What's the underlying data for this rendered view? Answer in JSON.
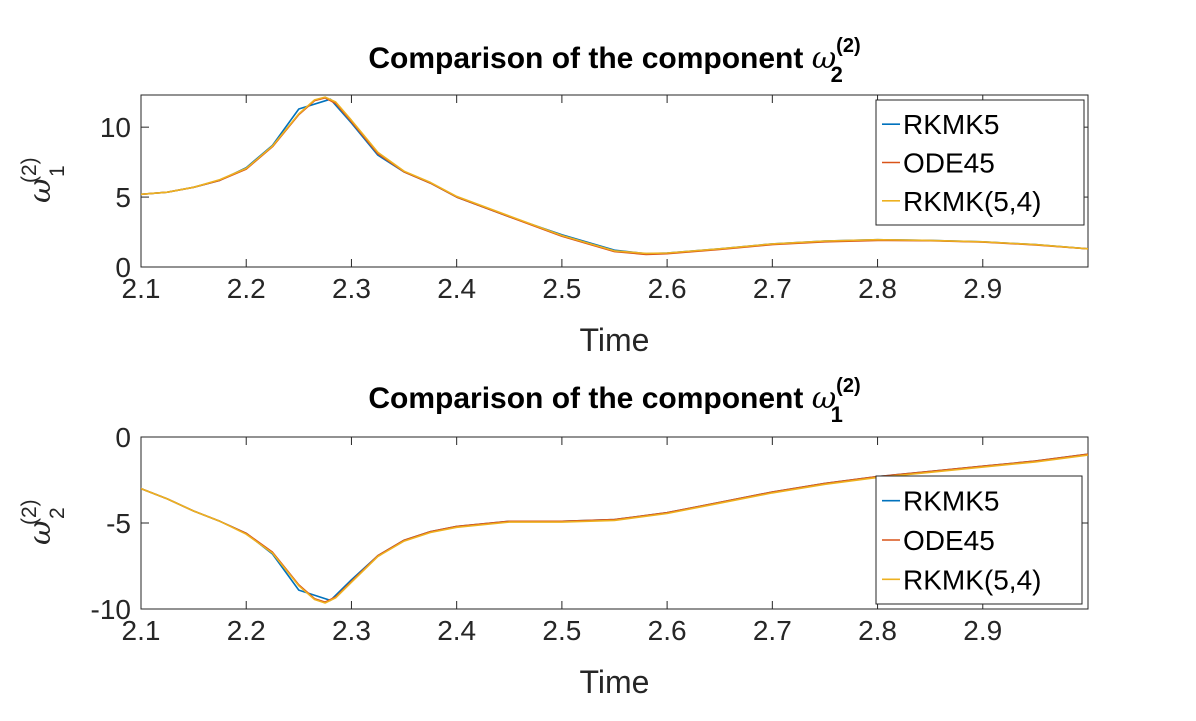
{
  "chart_data": [
    {
      "type": "line",
      "title": "Comparison of the component",
      "title_symbol": "ω",
      "title_sup": "(2)",
      "title_sub": "2",
      "ylabel_symbol": "ω",
      "ylabel_sup": "(2)",
      "ylabel_sub": "1",
      "xlabel": "Time",
      "xlim": [
        2.1,
        3.0
      ],
      "ylim": [
        0,
        12.3
      ],
      "xticks": [
        2.1,
        2.2,
        2.3,
        2.4,
        2.5,
        2.6,
        2.7,
        2.8,
        2.9
      ],
      "xtick_labels": [
        "2.1",
        "2.2",
        "2.3",
        "2.4",
        "2.5",
        "2.6",
        "2.7",
        "2.8",
        "2.9"
      ],
      "yticks": [
        0,
        5,
        10
      ],
      "ytick_labels": [
        "0",
        "5",
        "10"
      ],
      "legend_position": "top-right",
      "series": [
        {
          "name": "RKMK5",
          "color": "#0072BD",
          "x": [
            2.1,
            2.125,
            2.15,
            2.175,
            2.2,
            2.225,
            2.25,
            2.28,
            2.3,
            2.325,
            2.35,
            2.375,
            2.4,
            2.45,
            2.5,
            2.55,
            2.58,
            2.6,
            2.65,
            2.7,
            2.75,
            2.8,
            2.85,
            2.9,
            2.95,
            3.0
          ],
          "y": [
            5.2,
            5.35,
            5.7,
            6.2,
            7.1,
            8.7,
            11.3,
            12.0,
            10.3,
            8.0,
            6.8,
            6.0,
            5.0,
            3.6,
            2.3,
            1.2,
            0.95,
            1.0,
            1.3,
            1.65,
            1.85,
            1.95,
            1.9,
            1.8,
            1.6,
            1.3
          ]
        },
        {
          "name": "ODE45",
          "color": "#D95319",
          "x": [
            2.1,
            2.125,
            2.15,
            2.175,
            2.2,
            2.225,
            2.25,
            2.265,
            2.275,
            2.285,
            2.3,
            2.325,
            2.35,
            2.375,
            2.4,
            2.45,
            2.5,
            2.55,
            2.58,
            2.6,
            2.65,
            2.7,
            2.75,
            2.8,
            2.85,
            2.9,
            2.95,
            3.0
          ],
          "y": [
            5.2,
            5.35,
            5.7,
            6.2,
            7.0,
            8.6,
            10.9,
            11.9,
            12.1,
            11.7,
            10.4,
            8.1,
            6.8,
            6.0,
            5.0,
            3.6,
            2.2,
            1.1,
            0.9,
            0.95,
            1.25,
            1.6,
            1.8,
            1.9,
            1.88,
            1.78,
            1.58,
            1.3
          ]
        },
        {
          "name": "RKMK(5,4)",
          "color": "#EDB120",
          "x": [
            2.1,
            2.125,
            2.15,
            2.175,
            2.2,
            2.225,
            2.25,
            2.265,
            2.275,
            2.285,
            2.3,
            2.325,
            2.35,
            2.375,
            2.4,
            2.45,
            2.5,
            2.55,
            2.58,
            2.6,
            2.65,
            2.7,
            2.75,
            2.8,
            2.85,
            2.9,
            2.95,
            3.0
          ],
          "y": [
            5.2,
            5.35,
            5.7,
            6.25,
            7.05,
            8.65,
            10.95,
            11.95,
            12.15,
            11.8,
            10.5,
            8.2,
            6.85,
            6.05,
            5.05,
            3.65,
            2.25,
            1.15,
            0.97,
            1.0,
            1.3,
            1.65,
            1.85,
            1.95,
            1.9,
            1.8,
            1.6,
            1.3
          ]
        }
      ]
    },
    {
      "type": "line",
      "title": "Comparison of the component",
      "title_symbol": "ω",
      "title_sup": "(2)",
      "title_sub": "1",
      "ylabel_symbol": "ω",
      "ylabel_sup": "(2)",
      "ylabel_sub": "2",
      "xlabel": "Time",
      "xlim": [
        2.1,
        3.0
      ],
      "ylim": [
        -10,
        0
      ],
      "xticks": [
        2.1,
        2.2,
        2.3,
        2.4,
        2.5,
        2.6,
        2.7,
        2.8,
        2.9
      ],
      "xtick_labels": [
        "2.1",
        "2.2",
        "2.3",
        "2.4",
        "2.5",
        "2.6",
        "2.7",
        "2.8",
        "2.9"
      ],
      "yticks": [
        -10,
        -5,
        0
      ],
      "ytick_labels": [
        "-10",
        "-5",
        "0"
      ],
      "legend_position": "bottom-right",
      "series": [
        {
          "name": "RKMK5",
          "color": "#0072BD",
          "x": [
            2.1,
            2.125,
            2.15,
            2.175,
            2.2,
            2.225,
            2.25,
            2.28,
            2.3,
            2.325,
            2.35,
            2.375,
            2.4,
            2.45,
            2.5,
            2.55,
            2.6,
            2.65,
            2.7,
            2.75,
            2.8,
            2.85,
            2.9,
            2.95,
            3.0
          ],
          "y": [
            -3.0,
            -3.6,
            -4.3,
            -4.9,
            -5.6,
            -6.8,
            -8.9,
            -9.5,
            -8.3,
            -6.9,
            -6.0,
            -5.5,
            -5.2,
            -4.9,
            -4.9,
            -4.8,
            -4.4,
            -3.8,
            -3.2,
            -2.7,
            -2.3,
            -2.0,
            -1.7,
            -1.4,
            -1.0
          ]
        },
        {
          "name": "ODE45",
          "color": "#D95319",
          "x": [
            2.1,
            2.125,
            2.15,
            2.175,
            2.2,
            2.225,
            2.25,
            2.265,
            2.275,
            2.285,
            2.3,
            2.325,
            2.35,
            2.375,
            2.4,
            2.45,
            2.5,
            2.55,
            2.6,
            2.65,
            2.7,
            2.75,
            2.8,
            2.85,
            2.9,
            2.95,
            3.0
          ],
          "y": [
            -3.0,
            -3.6,
            -4.3,
            -4.9,
            -5.6,
            -6.7,
            -8.6,
            -9.4,
            -9.6,
            -9.3,
            -8.4,
            -6.9,
            -6.0,
            -5.5,
            -5.2,
            -4.9,
            -4.9,
            -4.8,
            -4.4,
            -3.8,
            -3.2,
            -2.7,
            -2.3,
            -2.0,
            -1.7,
            -1.4,
            -1.0
          ]
        },
        {
          "name": "RKMK(5,4)",
          "color": "#EDB120",
          "x": [
            2.1,
            2.125,
            2.15,
            2.175,
            2.2,
            2.225,
            2.25,
            2.265,
            2.275,
            2.285,
            2.3,
            2.325,
            2.35,
            2.375,
            2.4,
            2.45,
            2.5,
            2.55,
            2.6,
            2.65,
            2.7,
            2.75,
            2.8,
            2.85,
            2.9,
            2.95,
            3.0
          ],
          "y": [
            -3.0,
            -3.6,
            -4.3,
            -4.9,
            -5.65,
            -6.75,
            -8.65,
            -9.45,
            -9.65,
            -9.35,
            -8.45,
            -6.95,
            -6.05,
            -5.55,
            -5.25,
            -4.95,
            -4.95,
            -4.85,
            -4.45,
            -3.85,
            -3.25,
            -2.75,
            -2.35,
            -2.05,
            -1.75,
            -1.45,
            -1.05
          ]
        }
      ]
    }
  ]
}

Stated task: Repeat each line of the records above exactly, but do not copy the pictures.

Exercise result:
What's the underlying data for this rendered view? Answer in JSON.
{
  "chart_data": [
    {
      "type": "line",
      "title": "Comparison of the component",
      "title_symbol": "ω",
      "title_sup": "(2)",
      "title_sub": "2",
      "ylabel_symbol": "ω",
      "ylabel_sup": "(2)",
      "ylabel_sub": "1",
      "xlabel": "Time",
      "xlim": [
        2.1,
        3.0
      ],
      "ylim": [
        0,
        12.3
      ],
      "xticks": [
        2.1,
        2.2,
        2.3,
        2.4,
        2.5,
        2.6,
        2.7,
        2.8,
        2.9
      ],
      "xtick_labels": [
        "2.1",
        "2.2",
        "2.3",
        "2.4",
        "2.5",
        "2.6",
        "2.7",
        "2.8",
        "2.9"
      ],
      "yticks": [
        0,
        5,
        10
      ],
      "ytick_labels": [
        "0",
        "5",
        "10"
      ],
      "legend_position": "top-right",
      "series": [
        {
          "name": "RKMK5",
          "color": "#0072BD",
          "x": [
            2.1,
            2.125,
            2.15,
            2.175,
            2.2,
            2.225,
            2.25,
            2.28,
            2.3,
            2.325,
            2.35,
            2.375,
            2.4,
            2.45,
            2.5,
            2.55,
            2.58,
            2.6,
            2.65,
            2.7,
            2.75,
            2.8,
            2.85,
            2.9,
            2.95,
            3.0
          ],
          "y": [
            5.2,
            5.35,
            5.7,
            6.2,
            7.1,
            8.7,
            11.3,
            12.0,
            10.3,
            8.0,
            6.8,
            6.0,
            5.0,
            3.6,
            2.3,
            1.2,
            0.95,
            1.0,
            1.3,
            1.65,
            1.85,
            1.95,
            1.9,
            1.8,
            1.6,
            1.3
          ]
        },
        {
          "name": "ODE45",
          "color": "#D95319",
          "x": [
            2.1,
            2.125,
            2.15,
            2.175,
            2.2,
            2.225,
            2.25,
            2.265,
            2.275,
            2.285,
            2.3,
            2.325,
            2.35,
            2.375,
            2.4,
            2.45,
            2.5,
            2.55,
            2.58,
            2.6,
            2.65,
            2.7,
            2.75,
            2.8,
            2.85,
            2.9,
            2.95,
            3.0
          ],
          "y": [
            5.2,
            5.35,
            5.7,
            6.2,
            7.0,
            8.6,
            10.9,
            11.9,
            12.1,
            11.7,
            10.4,
            8.1,
            6.8,
            6.0,
            5.0,
            3.6,
            2.2,
            1.1,
            0.9,
            0.95,
            1.25,
            1.6,
            1.8,
            1.9,
            1.88,
            1.78,
            1.58,
            1.3
          ]
        },
        {
          "name": "RKMK(5,4)",
          "color": "#EDB120",
          "x": [
            2.1,
            2.125,
            2.15,
            2.175,
            2.2,
            2.225,
            2.25,
            2.265,
            2.275,
            2.285,
            2.3,
            2.325,
            2.35,
            2.375,
            2.4,
            2.45,
            2.5,
            2.55,
            2.58,
            2.6,
            2.65,
            2.7,
            2.75,
            2.8,
            2.85,
            2.9,
            2.95,
            3.0
          ],
          "y": [
            5.2,
            5.35,
            5.7,
            6.25,
            7.05,
            8.65,
            10.95,
            11.95,
            12.15,
            11.8,
            10.5,
            8.2,
            6.85,
            6.05,
            5.05,
            3.65,
            2.25,
            1.15,
            0.97,
            1.0,
            1.3,
            1.65,
            1.85,
            1.95,
            1.9,
            1.8,
            1.6,
            1.3
          ]
        }
      ]
    },
    {
      "type": "line",
      "title": "Comparison of the component",
      "title_symbol": "ω",
      "title_sup": "(2)",
      "title_sub": "1",
      "ylabel_symbol": "ω",
      "ylabel_sup": "(2)",
      "ylabel_sub": "2",
      "xlabel": "Time",
      "xlim": [
        2.1,
        3.0
      ],
      "ylim": [
        -10,
        0
      ],
      "xticks": [
        2.1,
        2.2,
        2.3,
        2.4,
        2.5,
        2.6,
        2.7,
        2.8,
        2.9
      ],
      "xtick_labels": [
        "2.1",
        "2.2",
        "2.3",
        "2.4",
        "2.5",
        "2.6",
        "2.7",
        "2.8",
        "2.9"
      ],
      "yticks": [
        -10,
        -5,
        0
      ],
      "ytick_labels": [
        "-10",
        "-5",
        "0"
      ],
      "legend_position": "bottom-right",
      "series": [
        {
          "name": "RKMK5",
          "color": "#0072BD",
          "x": [
            2.1,
            2.125,
            2.15,
            2.175,
            2.2,
            2.225,
            2.25,
            2.28,
            2.3,
            2.325,
            2.35,
            2.375,
            2.4,
            2.45,
            2.5,
            2.55,
            2.6,
            2.65,
            2.7,
            2.75,
            2.8,
            2.85,
            2.9,
            2.95,
            3.0
          ],
          "y": [
            -3.0,
            -3.6,
            -4.3,
            -4.9,
            -5.6,
            -6.8,
            -8.9,
            -9.5,
            -8.3,
            -6.9,
            -6.0,
            -5.5,
            -5.2,
            -4.9,
            -4.9,
            -4.8,
            -4.4,
            -3.8,
            -3.2,
            -2.7,
            -2.3,
            -2.0,
            -1.7,
            -1.4,
            -1.0
          ]
        },
        {
          "name": "ODE45",
          "color": "#D95319",
          "x": [
            2.1,
            2.125,
            2.15,
            2.175,
            2.2,
            2.225,
            2.25,
            2.265,
            2.275,
            2.285,
            2.3,
            2.325,
            2.35,
            2.375,
            2.4,
            2.45,
            2.5,
            2.55,
            2.6,
            2.65,
            2.7,
            2.75,
            2.8,
            2.85,
            2.9,
            2.95,
            3.0
          ],
          "y": [
            -3.0,
            -3.6,
            -4.3,
            -4.9,
            -5.6,
            -6.7,
            -8.6,
            -9.4,
            -9.6,
            -9.3,
            -8.4,
            -6.9,
            -6.0,
            -5.5,
            -5.2,
            -4.9,
            -4.9,
            -4.8,
            -4.4,
            -3.8,
            -3.2,
            -2.7,
            -2.3,
            -2.0,
            -1.7,
            -1.4,
            -1.0
          ]
        },
        {
          "name": "RKMK(5,4)",
          "color": "#EDB120",
          "x": [
            2.1,
            2.125,
            2.15,
            2.175,
            2.2,
            2.225,
            2.25,
            2.265,
            2.275,
            2.285,
            2.3,
            2.325,
            2.35,
            2.375,
            2.4,
            2.45,
            2.5,
            2.55,
            2.6,
            2.65,
            2.7,
            2.75,
            2.8,
            2.85,
            2.9,
            2.95,
            3.0
          ],
          "y": [
            -3.0,
            -3.6,
            -4.3,
            -4.9,
            -5.65,
            -6.75,
            -8.65,
            -9.45,
            -9.65,
            -9.35,
            -8.45,
            -6.95,
            -6.05,
            -5.55,
            -5.25,
            -4.95,
            -4.95,
            -4.85,
            -4.45,
            -3.85,
            -3.25,
            -2.75,
            -2.35,
            -2.05,
            -1.75,
            -1.45,
            -1.05
          ]
        }
      ]
    }
  ]
}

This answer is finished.